#### EXERCISE OBJECTIVE:
Check each line below for the word "marker", and copy those that have it.

** START OF RECORDS SHOWN **

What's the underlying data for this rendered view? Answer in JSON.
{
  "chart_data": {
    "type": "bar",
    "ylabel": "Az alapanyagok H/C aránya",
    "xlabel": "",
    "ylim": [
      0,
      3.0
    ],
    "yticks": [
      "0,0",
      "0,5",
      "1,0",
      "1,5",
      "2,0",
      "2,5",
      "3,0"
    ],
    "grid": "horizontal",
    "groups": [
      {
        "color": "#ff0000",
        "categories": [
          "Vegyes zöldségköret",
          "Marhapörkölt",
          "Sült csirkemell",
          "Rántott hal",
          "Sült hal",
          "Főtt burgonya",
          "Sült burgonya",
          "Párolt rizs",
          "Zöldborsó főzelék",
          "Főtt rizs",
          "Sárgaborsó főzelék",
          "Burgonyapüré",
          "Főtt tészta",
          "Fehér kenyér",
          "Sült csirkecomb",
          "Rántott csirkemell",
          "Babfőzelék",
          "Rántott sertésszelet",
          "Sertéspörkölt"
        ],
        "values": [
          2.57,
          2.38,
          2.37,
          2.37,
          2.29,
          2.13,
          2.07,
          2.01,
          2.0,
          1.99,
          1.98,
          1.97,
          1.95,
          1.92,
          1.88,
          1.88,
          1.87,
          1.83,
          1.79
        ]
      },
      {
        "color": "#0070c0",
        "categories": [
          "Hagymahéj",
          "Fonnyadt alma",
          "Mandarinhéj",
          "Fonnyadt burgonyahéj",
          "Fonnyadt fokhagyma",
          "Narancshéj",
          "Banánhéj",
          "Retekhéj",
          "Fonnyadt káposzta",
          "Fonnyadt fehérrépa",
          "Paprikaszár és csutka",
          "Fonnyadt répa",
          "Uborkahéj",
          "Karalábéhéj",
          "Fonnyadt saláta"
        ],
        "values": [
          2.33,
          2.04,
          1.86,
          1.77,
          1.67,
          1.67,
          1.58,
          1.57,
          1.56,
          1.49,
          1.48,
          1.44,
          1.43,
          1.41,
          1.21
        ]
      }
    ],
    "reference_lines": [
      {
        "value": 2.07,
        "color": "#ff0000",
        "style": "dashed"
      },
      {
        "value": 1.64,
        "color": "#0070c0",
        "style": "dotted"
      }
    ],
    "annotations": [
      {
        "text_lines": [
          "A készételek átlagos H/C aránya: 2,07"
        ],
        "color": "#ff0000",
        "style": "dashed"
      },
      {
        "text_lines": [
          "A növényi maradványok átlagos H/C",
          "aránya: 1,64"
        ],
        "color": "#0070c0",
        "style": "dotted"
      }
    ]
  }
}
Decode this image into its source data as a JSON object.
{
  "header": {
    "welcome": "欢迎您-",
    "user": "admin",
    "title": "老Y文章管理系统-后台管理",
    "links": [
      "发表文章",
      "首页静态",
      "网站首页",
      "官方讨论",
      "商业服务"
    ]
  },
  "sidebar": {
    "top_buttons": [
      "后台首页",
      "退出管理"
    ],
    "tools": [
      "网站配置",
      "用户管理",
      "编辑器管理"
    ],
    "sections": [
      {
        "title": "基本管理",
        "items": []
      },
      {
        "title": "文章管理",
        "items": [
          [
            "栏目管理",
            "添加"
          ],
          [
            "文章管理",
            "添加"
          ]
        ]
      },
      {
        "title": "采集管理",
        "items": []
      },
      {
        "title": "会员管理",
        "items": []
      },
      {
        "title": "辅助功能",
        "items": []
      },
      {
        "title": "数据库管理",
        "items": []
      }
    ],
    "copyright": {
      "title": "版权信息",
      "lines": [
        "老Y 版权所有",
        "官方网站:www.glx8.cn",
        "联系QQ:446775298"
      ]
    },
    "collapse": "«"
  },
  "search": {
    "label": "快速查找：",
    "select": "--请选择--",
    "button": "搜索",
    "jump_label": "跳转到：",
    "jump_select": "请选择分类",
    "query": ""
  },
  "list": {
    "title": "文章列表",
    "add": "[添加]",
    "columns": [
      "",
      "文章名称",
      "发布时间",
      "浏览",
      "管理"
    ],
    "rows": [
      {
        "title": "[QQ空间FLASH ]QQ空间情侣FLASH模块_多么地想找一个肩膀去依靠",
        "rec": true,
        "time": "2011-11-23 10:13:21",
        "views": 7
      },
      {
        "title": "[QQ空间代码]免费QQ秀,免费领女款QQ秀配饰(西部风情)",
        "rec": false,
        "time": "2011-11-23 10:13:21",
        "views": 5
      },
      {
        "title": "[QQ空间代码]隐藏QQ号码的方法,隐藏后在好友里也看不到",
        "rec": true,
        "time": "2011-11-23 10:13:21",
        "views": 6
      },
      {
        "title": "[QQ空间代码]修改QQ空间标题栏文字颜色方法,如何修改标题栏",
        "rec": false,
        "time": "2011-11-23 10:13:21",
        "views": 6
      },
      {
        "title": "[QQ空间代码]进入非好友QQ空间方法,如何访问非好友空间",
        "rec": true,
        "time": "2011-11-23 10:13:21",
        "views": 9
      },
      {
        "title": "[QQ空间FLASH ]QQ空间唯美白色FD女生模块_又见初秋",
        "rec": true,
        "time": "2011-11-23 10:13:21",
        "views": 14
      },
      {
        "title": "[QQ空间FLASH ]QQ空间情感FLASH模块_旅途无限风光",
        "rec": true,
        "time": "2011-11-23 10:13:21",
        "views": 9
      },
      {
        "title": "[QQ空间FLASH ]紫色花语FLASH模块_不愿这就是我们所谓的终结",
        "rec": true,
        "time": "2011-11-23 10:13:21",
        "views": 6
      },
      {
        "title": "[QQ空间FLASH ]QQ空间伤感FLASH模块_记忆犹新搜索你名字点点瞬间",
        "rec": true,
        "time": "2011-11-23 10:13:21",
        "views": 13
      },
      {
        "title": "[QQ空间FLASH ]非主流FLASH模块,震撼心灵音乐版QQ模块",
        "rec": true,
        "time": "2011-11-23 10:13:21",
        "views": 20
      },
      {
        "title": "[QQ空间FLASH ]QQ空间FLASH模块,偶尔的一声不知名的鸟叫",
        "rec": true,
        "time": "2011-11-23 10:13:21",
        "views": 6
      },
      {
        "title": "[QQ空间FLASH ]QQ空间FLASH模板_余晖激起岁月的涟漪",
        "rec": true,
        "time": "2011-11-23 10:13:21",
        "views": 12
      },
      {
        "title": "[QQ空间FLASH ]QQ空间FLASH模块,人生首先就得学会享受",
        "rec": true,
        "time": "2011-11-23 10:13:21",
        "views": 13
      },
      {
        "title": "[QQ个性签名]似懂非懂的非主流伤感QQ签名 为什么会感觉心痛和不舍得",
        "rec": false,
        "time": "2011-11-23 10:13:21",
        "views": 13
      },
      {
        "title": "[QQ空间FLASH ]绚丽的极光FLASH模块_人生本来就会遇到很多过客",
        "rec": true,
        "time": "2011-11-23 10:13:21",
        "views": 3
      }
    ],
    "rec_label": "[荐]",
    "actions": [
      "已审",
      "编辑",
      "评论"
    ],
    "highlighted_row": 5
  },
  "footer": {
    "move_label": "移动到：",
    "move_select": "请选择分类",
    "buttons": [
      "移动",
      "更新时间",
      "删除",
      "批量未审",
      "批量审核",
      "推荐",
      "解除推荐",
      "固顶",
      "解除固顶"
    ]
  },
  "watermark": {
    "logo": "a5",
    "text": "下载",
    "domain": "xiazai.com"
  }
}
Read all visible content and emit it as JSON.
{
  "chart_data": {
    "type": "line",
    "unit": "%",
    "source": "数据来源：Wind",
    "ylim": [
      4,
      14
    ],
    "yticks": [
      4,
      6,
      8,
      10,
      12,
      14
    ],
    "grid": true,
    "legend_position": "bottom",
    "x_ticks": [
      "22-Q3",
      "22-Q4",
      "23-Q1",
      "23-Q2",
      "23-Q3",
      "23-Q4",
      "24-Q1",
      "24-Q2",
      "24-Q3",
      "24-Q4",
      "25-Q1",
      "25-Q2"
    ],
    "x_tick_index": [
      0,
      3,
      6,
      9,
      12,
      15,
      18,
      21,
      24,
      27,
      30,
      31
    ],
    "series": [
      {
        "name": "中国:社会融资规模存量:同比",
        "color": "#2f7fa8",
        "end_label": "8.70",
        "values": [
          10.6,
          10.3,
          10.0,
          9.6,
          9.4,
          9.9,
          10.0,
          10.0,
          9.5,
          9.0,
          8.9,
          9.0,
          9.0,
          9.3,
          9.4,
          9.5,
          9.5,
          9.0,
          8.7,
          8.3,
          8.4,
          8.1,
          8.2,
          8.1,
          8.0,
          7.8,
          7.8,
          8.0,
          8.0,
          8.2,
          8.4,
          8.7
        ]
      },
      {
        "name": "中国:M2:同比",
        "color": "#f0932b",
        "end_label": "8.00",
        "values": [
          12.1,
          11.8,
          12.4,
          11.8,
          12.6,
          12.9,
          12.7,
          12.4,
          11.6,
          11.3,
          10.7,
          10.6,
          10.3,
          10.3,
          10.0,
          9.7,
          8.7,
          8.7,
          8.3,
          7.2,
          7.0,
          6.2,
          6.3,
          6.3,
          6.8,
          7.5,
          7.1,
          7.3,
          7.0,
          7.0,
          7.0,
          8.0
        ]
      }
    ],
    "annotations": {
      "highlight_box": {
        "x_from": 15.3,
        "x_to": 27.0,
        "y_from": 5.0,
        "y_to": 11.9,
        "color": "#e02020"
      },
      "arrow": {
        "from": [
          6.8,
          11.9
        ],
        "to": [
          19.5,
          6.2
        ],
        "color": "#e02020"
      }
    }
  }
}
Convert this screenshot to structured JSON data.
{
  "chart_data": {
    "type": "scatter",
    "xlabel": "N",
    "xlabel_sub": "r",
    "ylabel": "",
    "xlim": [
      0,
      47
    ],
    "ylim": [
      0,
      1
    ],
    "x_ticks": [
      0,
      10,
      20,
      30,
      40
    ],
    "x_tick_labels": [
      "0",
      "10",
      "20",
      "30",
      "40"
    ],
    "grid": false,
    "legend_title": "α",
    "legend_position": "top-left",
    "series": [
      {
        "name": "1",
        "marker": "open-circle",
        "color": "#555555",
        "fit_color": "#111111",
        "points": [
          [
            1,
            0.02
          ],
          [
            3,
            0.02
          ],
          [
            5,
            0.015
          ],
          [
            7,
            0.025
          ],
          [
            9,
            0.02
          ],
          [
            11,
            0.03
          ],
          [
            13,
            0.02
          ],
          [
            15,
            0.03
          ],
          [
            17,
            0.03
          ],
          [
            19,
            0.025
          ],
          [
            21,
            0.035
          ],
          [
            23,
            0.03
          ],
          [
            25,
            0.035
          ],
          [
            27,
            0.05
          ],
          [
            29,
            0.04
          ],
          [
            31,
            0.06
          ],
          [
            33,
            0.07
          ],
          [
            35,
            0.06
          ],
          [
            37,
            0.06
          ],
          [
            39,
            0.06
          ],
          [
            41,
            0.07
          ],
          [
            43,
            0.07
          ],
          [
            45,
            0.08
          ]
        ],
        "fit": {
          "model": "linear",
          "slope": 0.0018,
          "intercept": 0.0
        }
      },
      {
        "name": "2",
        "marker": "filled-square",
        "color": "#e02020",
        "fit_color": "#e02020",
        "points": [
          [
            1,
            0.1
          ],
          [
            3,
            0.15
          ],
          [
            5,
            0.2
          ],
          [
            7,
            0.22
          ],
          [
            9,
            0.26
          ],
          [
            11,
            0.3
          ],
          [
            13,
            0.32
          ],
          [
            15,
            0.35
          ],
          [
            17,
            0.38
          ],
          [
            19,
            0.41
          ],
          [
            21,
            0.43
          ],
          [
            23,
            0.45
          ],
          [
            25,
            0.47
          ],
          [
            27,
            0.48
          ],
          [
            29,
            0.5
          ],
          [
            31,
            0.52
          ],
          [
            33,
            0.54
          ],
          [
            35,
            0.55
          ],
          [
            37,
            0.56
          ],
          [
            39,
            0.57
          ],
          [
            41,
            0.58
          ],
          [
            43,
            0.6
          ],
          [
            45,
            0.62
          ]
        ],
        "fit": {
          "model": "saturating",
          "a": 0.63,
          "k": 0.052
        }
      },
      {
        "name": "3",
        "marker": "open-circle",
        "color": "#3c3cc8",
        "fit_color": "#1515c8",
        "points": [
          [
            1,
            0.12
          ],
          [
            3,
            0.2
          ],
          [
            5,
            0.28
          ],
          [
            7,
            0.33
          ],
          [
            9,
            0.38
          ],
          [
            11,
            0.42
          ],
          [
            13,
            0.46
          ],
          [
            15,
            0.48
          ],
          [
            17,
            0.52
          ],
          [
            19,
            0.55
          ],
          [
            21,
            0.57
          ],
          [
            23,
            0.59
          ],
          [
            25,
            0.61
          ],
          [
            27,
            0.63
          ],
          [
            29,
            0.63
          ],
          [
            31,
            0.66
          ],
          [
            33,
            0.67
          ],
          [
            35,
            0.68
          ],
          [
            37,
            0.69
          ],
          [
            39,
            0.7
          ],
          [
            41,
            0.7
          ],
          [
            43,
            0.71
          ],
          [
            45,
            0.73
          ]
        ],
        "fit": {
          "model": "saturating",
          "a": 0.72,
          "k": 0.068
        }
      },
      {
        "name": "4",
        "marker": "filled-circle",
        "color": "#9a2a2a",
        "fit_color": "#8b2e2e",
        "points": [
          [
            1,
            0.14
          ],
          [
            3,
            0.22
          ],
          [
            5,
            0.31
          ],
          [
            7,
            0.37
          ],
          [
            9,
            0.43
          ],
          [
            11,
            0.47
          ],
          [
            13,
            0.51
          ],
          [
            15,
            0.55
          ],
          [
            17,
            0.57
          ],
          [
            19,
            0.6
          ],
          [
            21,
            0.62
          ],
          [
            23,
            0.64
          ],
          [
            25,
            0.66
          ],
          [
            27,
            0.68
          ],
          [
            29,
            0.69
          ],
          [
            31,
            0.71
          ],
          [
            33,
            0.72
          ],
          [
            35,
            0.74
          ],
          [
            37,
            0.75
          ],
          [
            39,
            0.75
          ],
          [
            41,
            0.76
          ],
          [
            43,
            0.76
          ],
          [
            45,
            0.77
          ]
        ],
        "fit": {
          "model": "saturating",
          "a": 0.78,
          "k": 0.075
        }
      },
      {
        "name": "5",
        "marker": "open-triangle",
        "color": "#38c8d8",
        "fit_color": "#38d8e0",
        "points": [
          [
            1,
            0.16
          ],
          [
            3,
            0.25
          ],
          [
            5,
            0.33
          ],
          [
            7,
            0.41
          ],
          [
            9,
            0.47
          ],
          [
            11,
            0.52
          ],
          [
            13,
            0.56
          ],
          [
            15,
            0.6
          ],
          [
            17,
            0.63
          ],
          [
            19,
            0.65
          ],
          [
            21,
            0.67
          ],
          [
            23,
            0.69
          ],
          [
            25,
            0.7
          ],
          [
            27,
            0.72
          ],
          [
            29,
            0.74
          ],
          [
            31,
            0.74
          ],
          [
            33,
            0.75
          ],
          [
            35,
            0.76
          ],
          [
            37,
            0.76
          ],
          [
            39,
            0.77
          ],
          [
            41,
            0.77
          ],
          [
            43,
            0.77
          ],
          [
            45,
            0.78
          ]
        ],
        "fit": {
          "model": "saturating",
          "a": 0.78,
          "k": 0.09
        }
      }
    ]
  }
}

** END OF RECORDS SHOWN **

#### RESULT OF THIS TASK:
        "marker": "open-circle",
        "marker": "filled-square",
        "marker": "open-circle",
        "marker": "filled-circle",
        "marker": "open-triangle",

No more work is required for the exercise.